**Task instructions:**
The records below must be output exactly, without pictures.

**Input:**
## Begin

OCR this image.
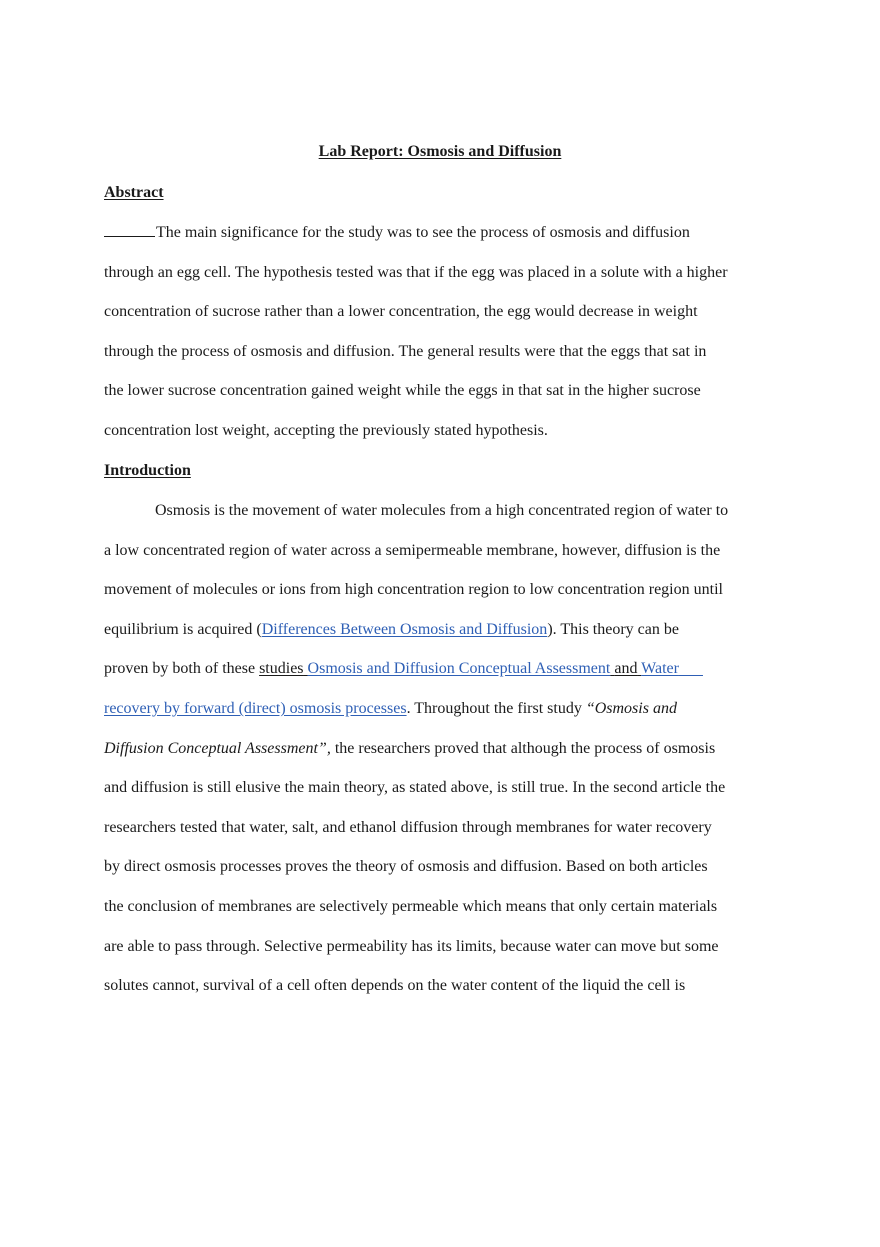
Lab Report: Osmosis and Diffusion
Abstract
The main significance for the study was to see the process of osmosis and diffusion
through an egg cell. The hypothesis tested was that if the egg was placed in a solute with a higher
concentration of sucrose rather than a lower concentration, the egg would decrease in weight
through the process of osmosis and diffusion. The general results were that the eggs that sat in
the lower sucrose concentration gained weight while the eggs in that sat in the higher sucrose
concentration lost weight, accepting the previously stated hypothesis.
Introduction
Osmosis is the movement of water molecules from a high concentrated region of water to
a low concentrated region of water across a semipermeable membrane, however, diffusion is the
movement of molecules or ions from high concentration region to low concentration region until
equilibrium is acquired (Differences Between Osmosis and Diffusion). This theory can be
proven by both of these studies Osmosis and Diffusion Conceptual Assessment and Water
recovery by forward (direct) osmosis processes. Throughout the first study “Osmosis and
Diffusion Conceptual Assessment”, the researchers proved that although the process of osmosis
and diffusion is still elusive the main theory, as stated above, is still true. In the second article the
researchers tested that water, salt, and ethanol diffusion through membranes for water recovery
by direct osmosis processes proves the theory of osmosis and diffusion. Based on both articles
the conclusion of membranes are selectively permeable which means that only certain materials
are able to pass through. Selective permeability has its limits, because water can move but some
solutes cannot, survival of a cell often depends on the water content of the liquid the cell is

## End

**Right answer:**
OCR this image.
Lab Report: Osmosis and Diffusion
Abstract
The main significance for the study was to see the process of osmosis and diffusion
through an egg cell. The hypothesis tested was that if the egg was placed in a solute with a higher
concentration of sucrose rather than a lower concentration, the egg would decrease in weight
through the process of osmosis and diffusion. The general results were that the eggs that sat in
the lower sucrose concentration gained weight while the eggs in that sat in the higher sucrose
concentration lost weight, accepting the previously stated hypothesis.
Introduction
Osmosis is the movement of water molecules from a high concentrated region of water to
a low concentrated region of water across a semipermeable membrane, however, diffusion is the
movement of molecules or ions from high concentration region to low concentration region until
equilibrium is acquired (Differences Between Osmosis and Diffusion). This theory can be
proven by both of these studies Osmosis and Diffusion Conceptual Assessment and Water
recovery by forward (direct) osmosis processes. Throughout the first study “Osmosis and
Diffusion Conceptual Assessment”, the researchers proved that although the process of osmosis
and diffusion is still elusive the main theory, as stated above, is still true. In the second article the
researchers tested that water, salt, and ethanol diffusion through membranes for water recovery
by direct osmosis processes proves the theory of osmosis and diffusion. Based on both articles
the conclusion of membranes are selectively permeable which means that only certain materials
are able to pass through. Selective permeability has its limits, because water can move but some
solutes cannot, survival of a cell often depends on the water content of the liquid the cell is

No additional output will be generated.